** WHAT IS ASKED **
Look over the lines below. Report each one that includes the string "Entregue".

— BEGIN —

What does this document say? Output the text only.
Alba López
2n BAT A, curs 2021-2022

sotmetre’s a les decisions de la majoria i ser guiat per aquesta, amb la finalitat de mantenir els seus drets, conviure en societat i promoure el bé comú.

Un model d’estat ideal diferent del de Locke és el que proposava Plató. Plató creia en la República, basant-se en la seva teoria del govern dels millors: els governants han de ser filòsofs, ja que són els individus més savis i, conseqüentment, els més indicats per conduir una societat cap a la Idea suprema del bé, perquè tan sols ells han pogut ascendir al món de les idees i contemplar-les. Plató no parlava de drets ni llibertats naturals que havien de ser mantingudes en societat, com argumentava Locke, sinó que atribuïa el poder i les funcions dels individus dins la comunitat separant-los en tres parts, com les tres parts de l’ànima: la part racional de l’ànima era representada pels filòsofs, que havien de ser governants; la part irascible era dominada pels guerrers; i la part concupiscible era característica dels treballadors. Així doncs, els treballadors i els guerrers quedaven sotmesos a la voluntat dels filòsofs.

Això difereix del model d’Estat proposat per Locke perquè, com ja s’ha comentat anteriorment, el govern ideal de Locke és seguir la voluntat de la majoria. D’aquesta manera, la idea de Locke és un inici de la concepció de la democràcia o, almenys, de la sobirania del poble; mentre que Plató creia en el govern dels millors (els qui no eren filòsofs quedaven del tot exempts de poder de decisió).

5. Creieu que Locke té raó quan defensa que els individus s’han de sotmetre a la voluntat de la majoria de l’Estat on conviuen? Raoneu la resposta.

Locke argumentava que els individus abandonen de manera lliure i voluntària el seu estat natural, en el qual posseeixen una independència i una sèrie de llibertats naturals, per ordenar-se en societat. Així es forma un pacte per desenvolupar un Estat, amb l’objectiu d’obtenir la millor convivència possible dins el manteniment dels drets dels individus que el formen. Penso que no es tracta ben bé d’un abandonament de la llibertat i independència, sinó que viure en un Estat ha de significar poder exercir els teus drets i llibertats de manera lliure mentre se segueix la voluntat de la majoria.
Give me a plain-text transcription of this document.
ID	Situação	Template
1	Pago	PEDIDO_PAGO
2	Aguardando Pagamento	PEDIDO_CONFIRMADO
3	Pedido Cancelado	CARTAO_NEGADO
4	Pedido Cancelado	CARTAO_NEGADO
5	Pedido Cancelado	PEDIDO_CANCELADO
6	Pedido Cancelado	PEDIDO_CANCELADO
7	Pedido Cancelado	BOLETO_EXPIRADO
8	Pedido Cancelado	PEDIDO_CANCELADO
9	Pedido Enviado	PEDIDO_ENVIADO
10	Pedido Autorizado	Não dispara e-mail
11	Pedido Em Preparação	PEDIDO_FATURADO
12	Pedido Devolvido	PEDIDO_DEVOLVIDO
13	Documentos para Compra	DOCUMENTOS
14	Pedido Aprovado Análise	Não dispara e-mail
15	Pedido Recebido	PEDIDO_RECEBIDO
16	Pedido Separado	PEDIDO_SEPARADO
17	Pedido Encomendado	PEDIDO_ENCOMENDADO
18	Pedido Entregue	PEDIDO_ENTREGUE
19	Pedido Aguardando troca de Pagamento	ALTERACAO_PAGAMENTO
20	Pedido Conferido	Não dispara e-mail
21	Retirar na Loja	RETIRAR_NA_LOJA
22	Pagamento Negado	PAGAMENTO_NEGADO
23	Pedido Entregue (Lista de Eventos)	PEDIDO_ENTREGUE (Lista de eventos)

— END —

** ANSWER BELOW **
18	Pedido Entregue	PEDIDO_ENTREGUE
23	Pedido Entregue (Lista de Eventos)	PEDIDO_ENTREGUE (Lista de eventos)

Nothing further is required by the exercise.